[Some records]
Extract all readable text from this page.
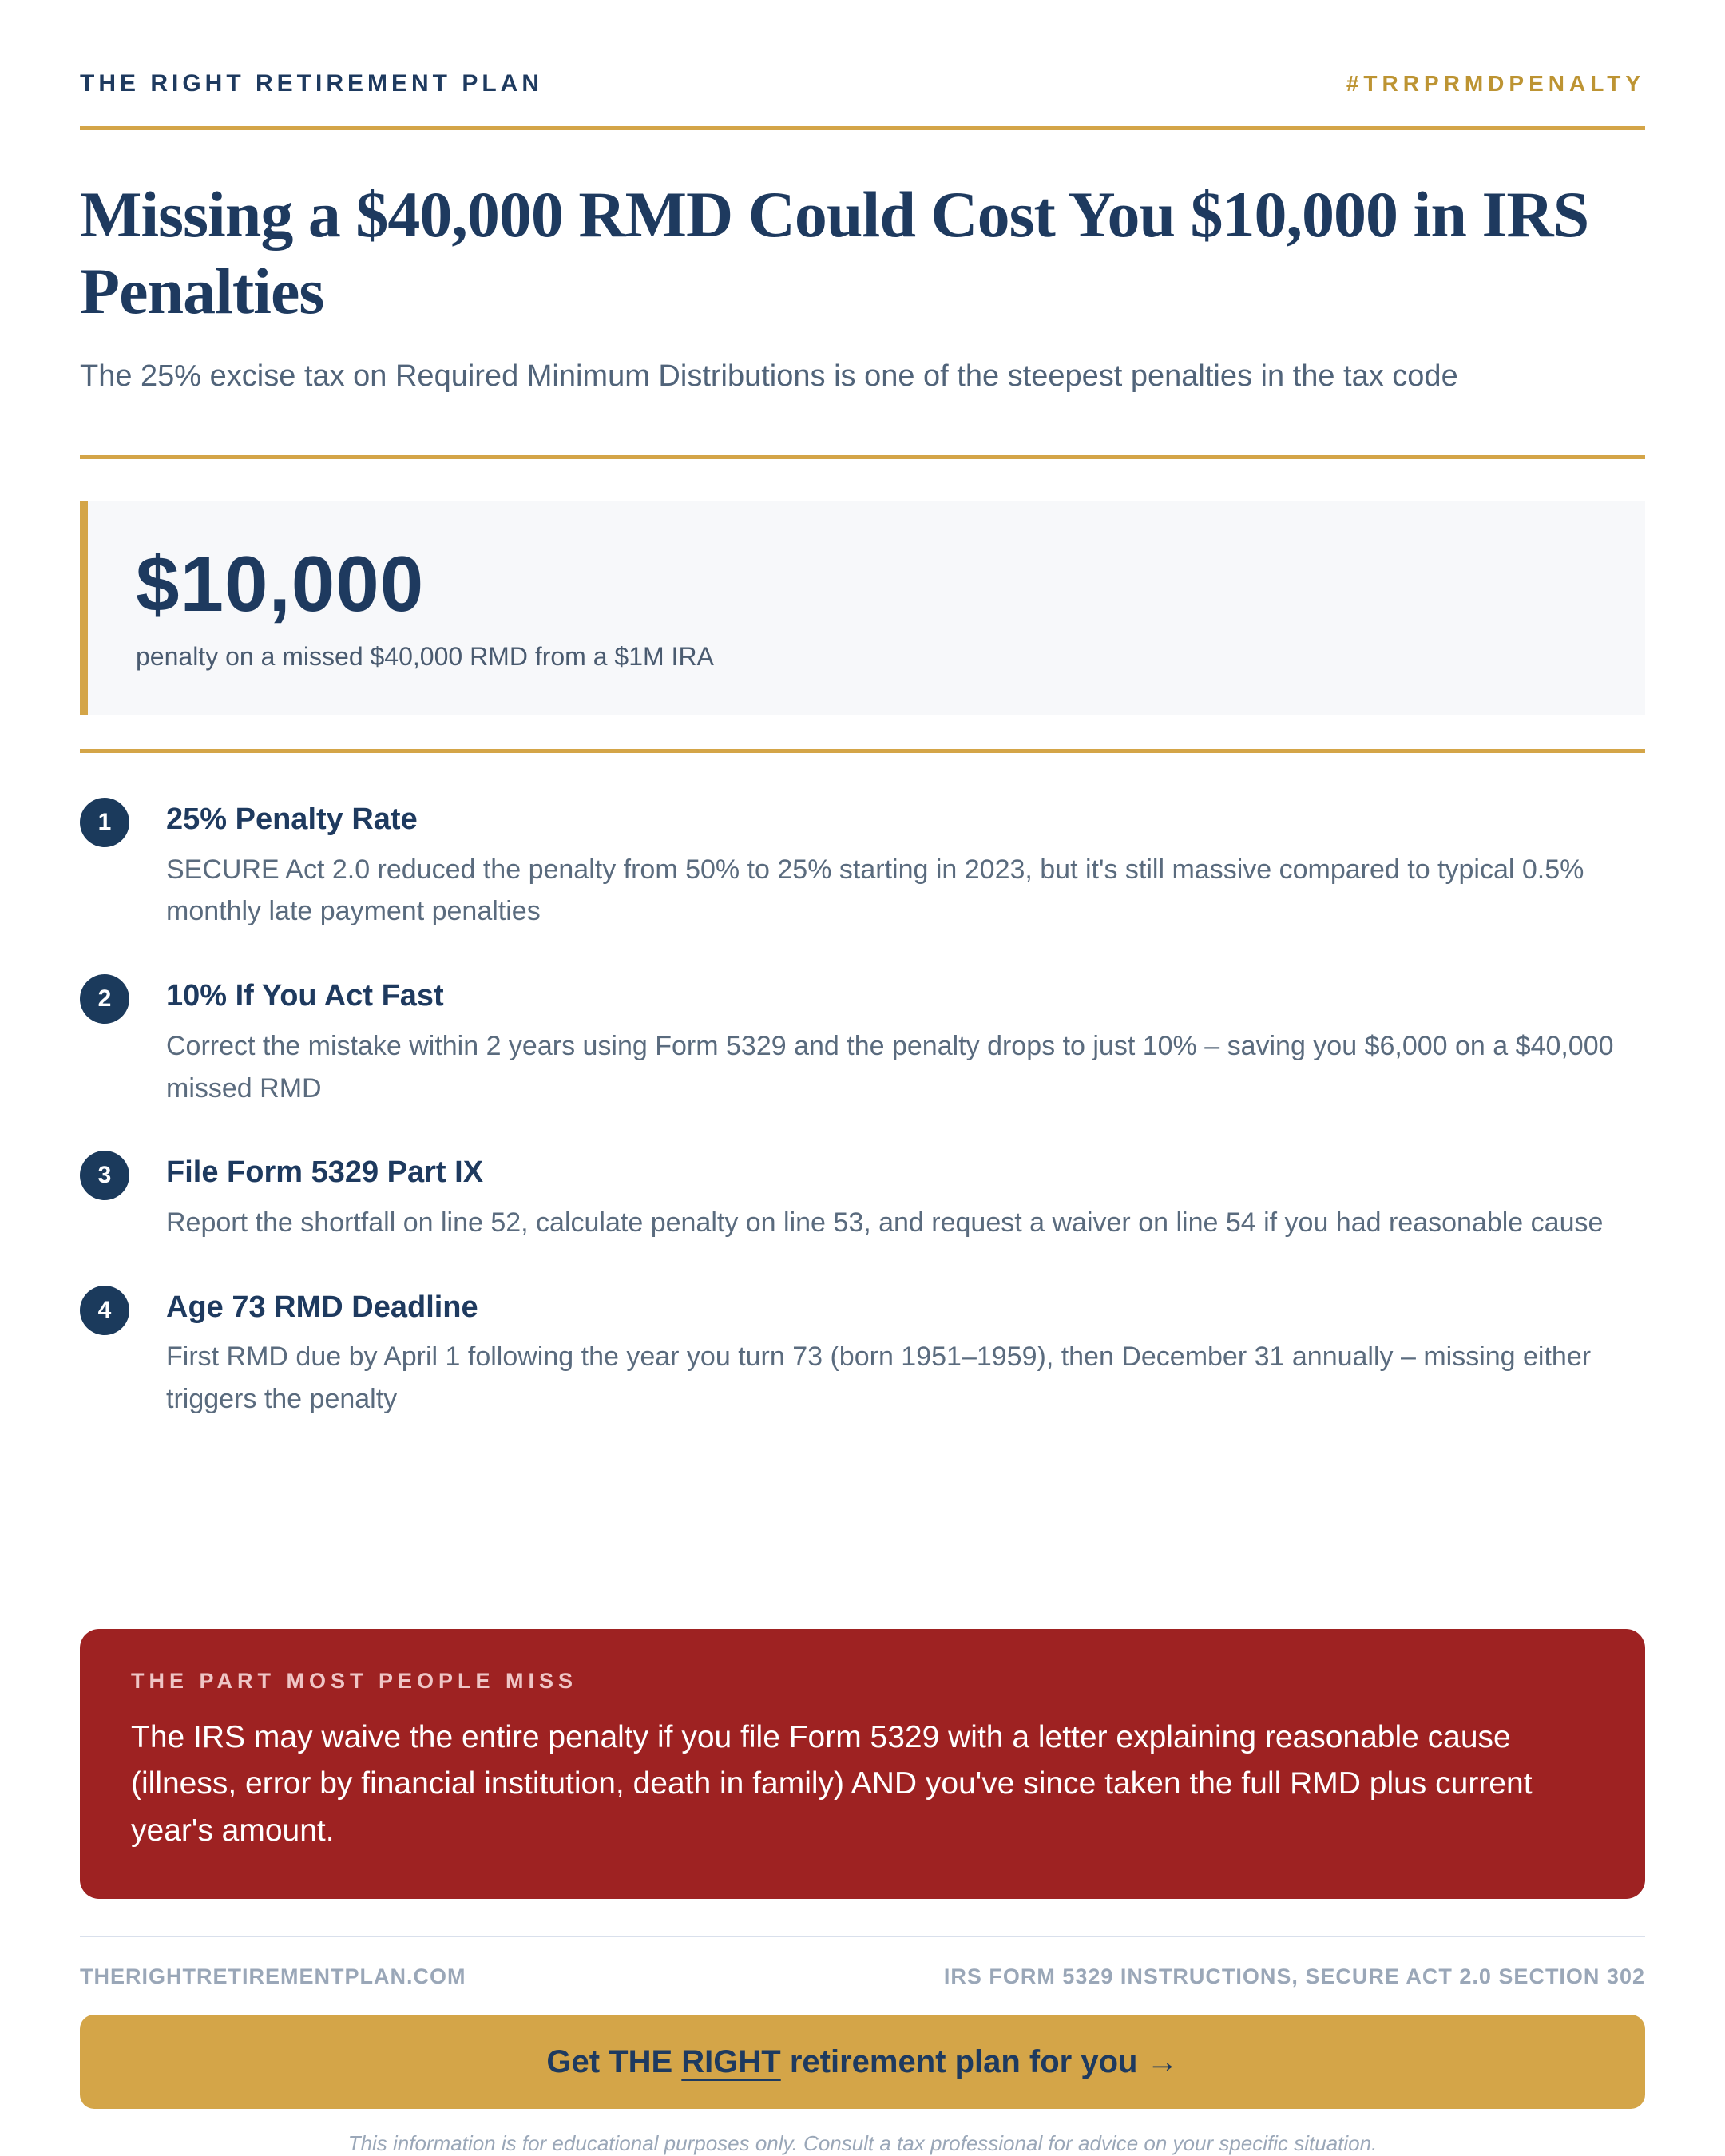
THE RIGHT RETIREMENT PLAN	#TRRPRMDPENALTY
Missing a $40,000 RMD Could Cost You $10,000 in IRS Penalties

The 25% excise tax on Required Minimum Distributions is one of the steepest penalties in the tax code

$10,000
penalty on a missed $40,000 RMD from a $1M IRA
1	25% Penalty Rate
SECURE Act 2.0 reduced the penalty from 50% to 25% starting in 2023, but it's still massive compared to typical 0.5% monthly late payment penalties
2	10% If You Act Fast
Correct the mistake within 2 years using Form 5329 and the penalty drops to just 10% – saving you $6,000 on a $40,000 missed RMD
3	File Form 5329 Part IX
Report the shortfall on line 52, calculate penalty on line 53, and request a waiver on line 54 if you had reasonable cause
4	Age 73 RMD Deadline
First RMD due by April 1 following the year you turn 73 (born 1951–1959), then December 31 annually – missing either triggers the penalty
THE PART MOST PEOPLE MISS
The IRS may waive the entire penalty if you file Form 5329 with a letter explaining reasonable cause (illness, error by financial institution, death in family) AND you've since taken the full RMD plus current year's amount.
THERIGHTRETIREMENTPLAN.COM	IRS FORM 5329 INSTRUCTIONS, SECURE ACT 2.0 SECTION 302
Get THE RIGHT retirement plan for you →
This information is for educational purposes only. Consult a tax professional for advice on your specific situation.
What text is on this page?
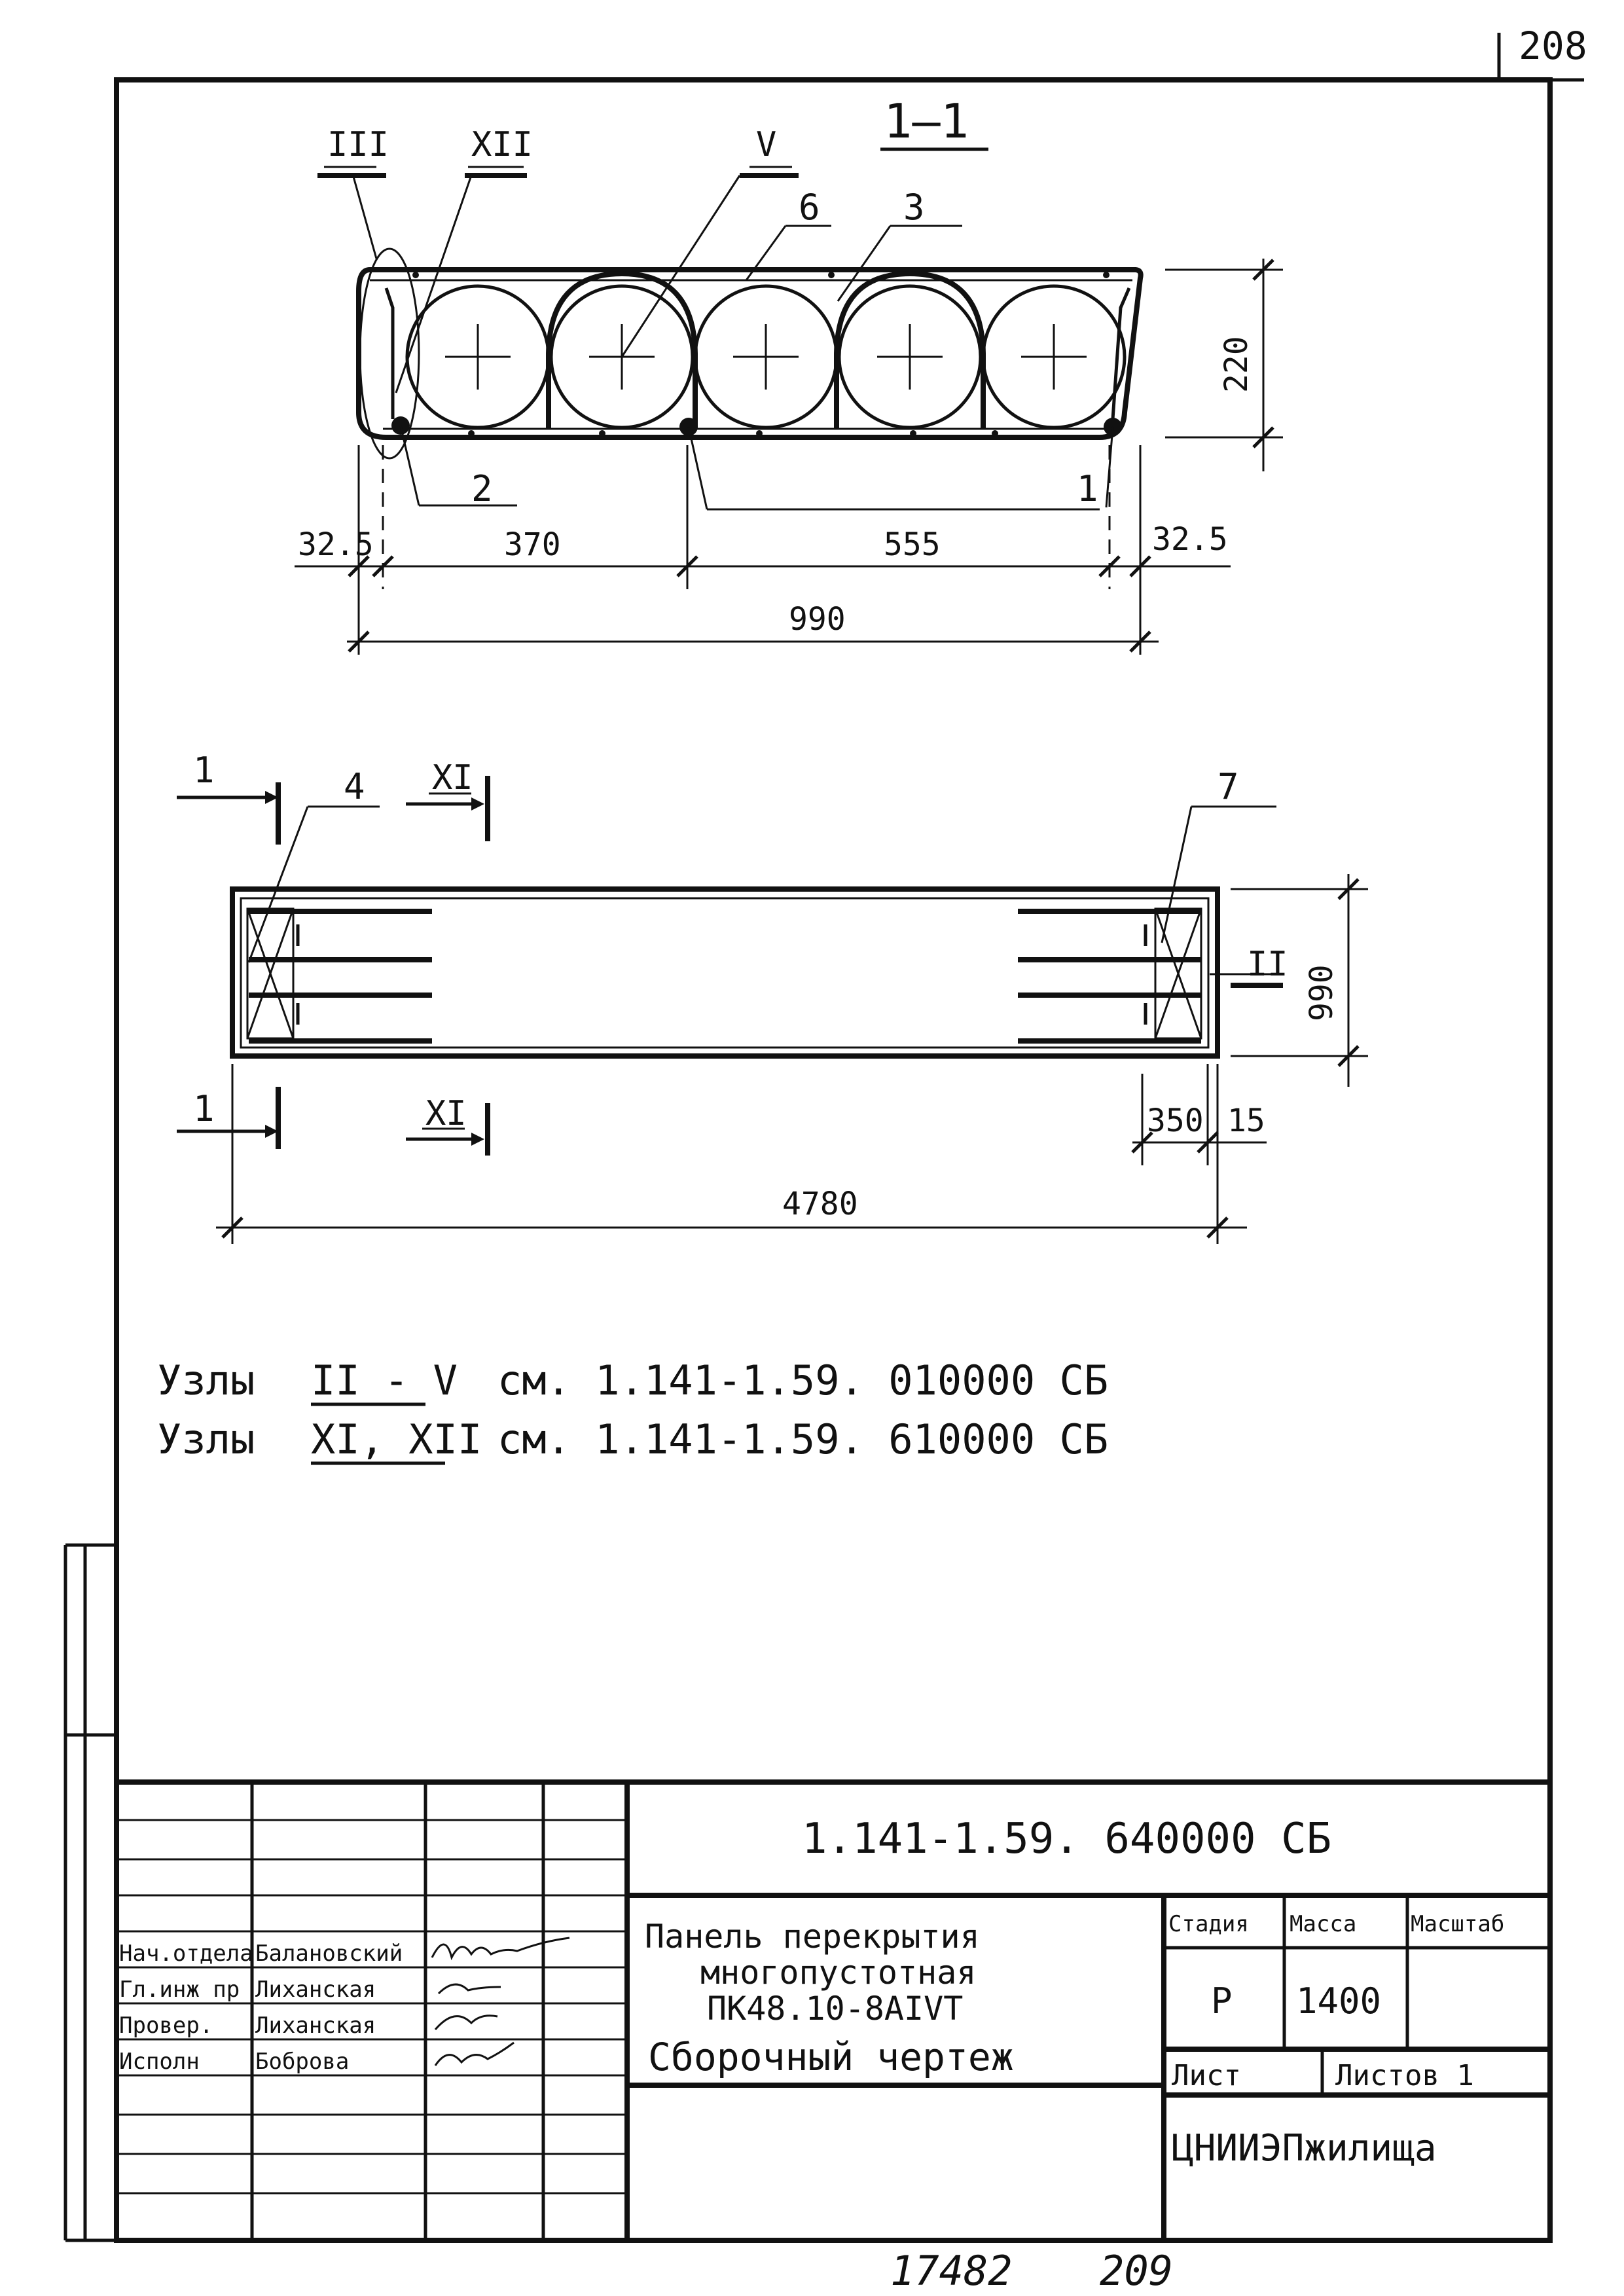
208
1—1
III XII	V
6 3
2	1
220
32.5	370	555	32.5
990
1
1
XI
XI
4	7
II
990
350 15
4780
Узлы II - V см. 1.141-1.59. 010000 СБ
Узлы XI, XII см. 1.141-1.59. 610000 СБ
Нач.отдела Балановский
Гл.инж пр Лиханская
Провер. Лиханская
Исполн	Боброва
1.141-1.59. 640000 СБ
Панель перекрытия
многопустотная
ПК48.10-8АIVТ
Сборочный чертеж
Стадия Масса Масштаб
Р 1400
Лист	Листов 1
ЦНИИЭПжилища
17482 209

### Description of the task
All records must be output exactly as they are, except for the pictures, which are left out.

### Answer to this problem
Extract all readable text from this page.
THE RIGHT RETIREMENT PLAN	#TRRPRMDPENALTY
Missing a $40,000 RMD Could Cost You $10,000 in IRS Penalties

The 25% excise tax on Required Minimum Distributions is one of the steepest penalties in the tax code

$10,000
penalty on a missed $40,000 RMD from a $1M IRA
1	25% Penalty Rate
SECURE Act 2.0 reduced the penalty from 50% to 25% starting in 2023, but it's still massive compared to typical 0.5% monthly late payment penalties
2	10% If You Act Fast
Correct the mistake within 2 years using Form 5329 and the penalty drops to just 10% – saving you $6,000 on a $40,000 missed RMD
3	File Form 5329 Part IX
Report the shortfall on line 52, calculate penalty on line 53, and request a waiver on line 54 if you had reasonable cause
4	Age 73 RMD Deadline
First RMD due by April 1 following the year you turn 73 (born 1951–1959), then December 31 annually – missing either triggers the penalty
THE PART MOST PEOPLE MISS
The IRS may waive the entire penalty if you file Form 5329 with a letter explaining reasonable cause (illness, error by financial institution, death in family) AND you've since taken the full RMD plus current year's amount.
THERIGHTRETIREMENTPLAN.COM	IRS FORM 5329 INSTRUCTIONS, SECURE ACT 2.0 SECTION 302
Get THE RIGHT retirement plan for you →
This information is for educational purposes only. Consult a tax professional for advice on your specific situation.
What text is on this page?
208
1—1
III XII	V
6 3
2	1
220
32.5	370	555	32.5
990
1
1
XI
XI
4	7
II
990
350 15
4780
Узлы II - V см. 1.141-1.59. 010000 СБ
Узлы XI, XII см. 1.141-1.59. 610000 СБ
Нач.отдела Балановский
Гл.инж пр Лиханская
Провер. Лиханская
Исполн	Боброва
1.141-1.59. 640000 СБ
Панель перекрытия
многопустотная
ПК48.10-8АIVТ
Сборочный чертеж
Стадия Масса Масштаб
Р 1400
Лист	Листов 1
ЦНИИЭПжилища
17482 209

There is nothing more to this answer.